▶ [Testo da leggere]

----

Sandro Pertini oltre il mito
Sandro Pertini oltre il mito
Scritto da Stefano Piri
Il fatto che, a leggere i giornali, uno dei principali titoli di merito del nuovo Presidente della Repubblica Sergio Mattarella sia quello di girare in Panda, non rimarca soltanto l’ennesimo scivolamento delle istituzioni verso un discutibile simbolismo impiegatizio. Rappresenta anche il compimento di un percorso iniziato quasi 40 anni fa, quando un inquilino del Colle fu disarcionato da una campagna giornalistica e il suo successore capì che, per non rischiare di fare la stessa fine, avrebbe dovuto di quando in quando scendere spontaneamente di sella e camminare nel fango con la folla. Si tratta naturalmente di Sandro Pertini, probabilmente il più popolare tra presidenti della nostra Repubblica, in rapporto ai tempi il più fotografato, nonché ad oggi senz’altro il più rimpianto.
Da ultima è stata la new Lega di Salvini, la sera di San Silvestro, a trasmettere su Radio Padania il discorso di Pertini del 1983 al posto della diretta di Napolitano. E da tempo il sorriso del presidente partigiano ricorre nel blog di Beppe Grillo e nell’immaginario del Movimento 5 Stelle, anche quando si tratta di schierarlo in modo un po’ temerario a patrocinio della libertà di espressione di Forza Nuova. Negli anni d’oro persino Berlusconi raccontava che durante un colloquio al Colle nel 1980 Pertini gli avrebbe vaticinato un futuro “da questa parte della scrivania” (ma non sappiamo se il tono fosse quello dell’investitura).
Insomma, nel complesso gioco di simboli e controsimboli della politica italiana la figura di Pertini sembra suscitare una nostalgia trasversale, rimbalzando sui social network dove spopola la sua fotografia affiancata a un bellicoso virgolettato sul diritto dei popoli a cacciare i cattivi governi “anche con mazze e pietre”, che naturalmente non si è mai sognato di pronunciare.
Eppure non sempre i contemporanei furono altrettanto apologetici: si ricordano spesso il telegramma di auguri che gli inviò Montanelli (“Che Dio le conceda il coraggio, Presidente, di fare le cose che si possono e si debbono fare; l’umiltà di rinunziare a quelle che si possono ma non si debbono, e a quelle che si debbono ma non si possono fare; e la saggezza di distinguere sempre le une dalle altre”), spesso e volentieri citato da Marco Travaglio, e gli elogi che ne aveva ne aveva tessuto in precedenza (“Non è necessario essere socialisti per amare Pertini. Qualunque cosa egli dica o faccia, odora di pulizia, di lealtà e di sincerità”) ma ben più di rado si citano l’irridente ritratto che ne fece anni dopo, ricordandolo come “certamente un uomo onesto, coraggioso e coerente con le proprie idee (anche perché ne aveva pochissime)” e la lapidaria chiosa “non c’è da vergognarsi di avere avuto un Presidente come Pertini. Ma non vedo cosa ci sia da ricordarne”.

----

▶ [Materiale raccolto]

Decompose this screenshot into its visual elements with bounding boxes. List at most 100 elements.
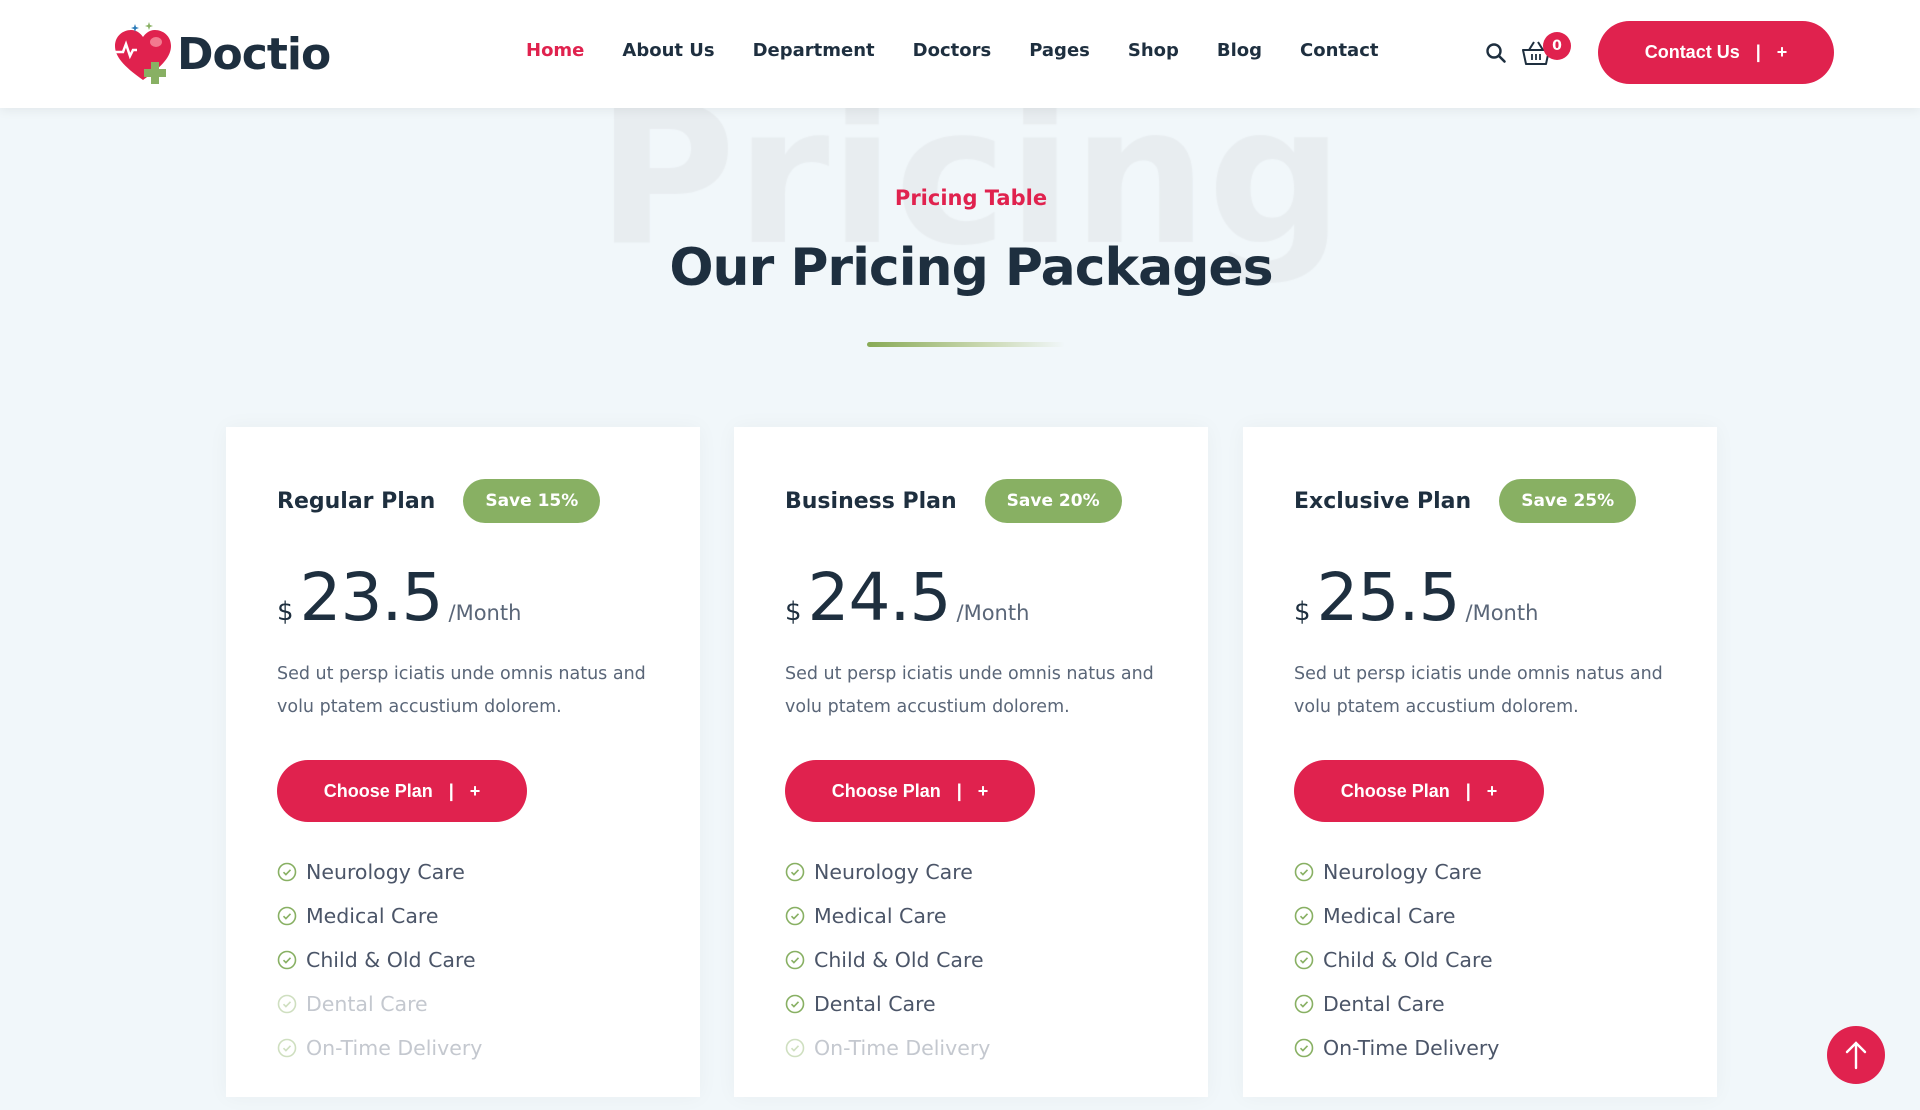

----

▶ [Compiti da svolgere]
(a) Rispondi a queste domande sul testo su Pertini:
(i) Secondo i giornali, quale titolo di merito viene attribuito a Sergio Mattarella?
(ii) Quale forza politica ha trasmesso su Radio Padania il discorso di Pertini del 1983, e in quale sera?
(iii) Chi cita spesso il telegramma di auguri inviato a Pertini da Montanelli?
(b) Elenca tutti i partiti e i movimenti politici nominati nel testo su Pertini.
(c) Riprendi il testo su Pertini dal punto in cui si ferma e scrivi il seguito.

▶ [Risposte]
(a)
(i) Quello di girare in Panda.
(ii) La new Lega di Salvini, la sera di San Silvestro.
(iii) Marco Travaglio.

(b)
- la Lega (la new Lega di Salvini)
- il Movimento 5 Stelle
- Forza Nuova

(c)
Opinioni queste ultime a dire il vero non cosi isolate. Di Pertini parlavano malissimo i rivali politici, Craxi in primis, ma sorprendentemente non è difficile trovare giudizi affilati espressi anche dai suoi amici e alleati.
Pietro Nenni, che a Pertini era legato da una profonda amicizia e dalla militanza di una vita, sempre stando a Montanelli, raccontava: “Io non sono certamente un uomo di cultura e alla cultura non attribuisco, per un politico, una decisiva importanza. Ma qualcosa so, qualche libro l’ho letto, anche grazie a Mussolini quando mi mandò al confino a Ponza. C’era anche Sandro. Lui, l’unica cosa che leggeva era L’Intrepido. Il resto del tempo lo passava a giocare a briscola o a scopa coi nostri guardiani. Alle nostre discussioni sul futuro dell’Italia e del partito non partecipava quasi mai, e quando lo faceva, era solo per invocare il popolo sulle barricate, per lui la politica era solo quella” (L’Intrepido, per la cronaca, era un giornalino a fumetti).
D’altra parte, va detto che la mitologia di Pertini si fonda su una biografia quasi inattaccabile: nato in provincia di Savona, classe ’96. Combatté la prima guerra mondiale sul fronte dell’Isonzo, “sebbene la avversassi, mi comportai con grande senso di responsabilità”. Dopo la guerra si iscrisse al Partito Socialista e divenne turatiano, si laureò in giurisprudenza e iniziò a lavorare come avvocato. Nel ’25 fu arrestato per la prima volta per aver stampato e distribuito volantini contro il regime fascista. Nel ’26 fuggi in Francia dove prosegui l’attività antifascista fino al ’29, quando rientrò in Italia e venne nuovamente arrestato e condannato a 10 anni di carcere.
Quando la madre fece domanda di grazia alle autorità del fascio, Pertini scrisse un pezzo della sua futura leggenda rifiutando con sdegno (“Perché mamma, perché? … mi sento umiliato al pensiero che tu, sia pure per un solo istante, abbia potuto supporre che io potessi abiurare la mia fede politica pur di riacquistare la libertà …”) e così restò in carcere e poi al confino a Ponza e a Ventotene fino al ’43.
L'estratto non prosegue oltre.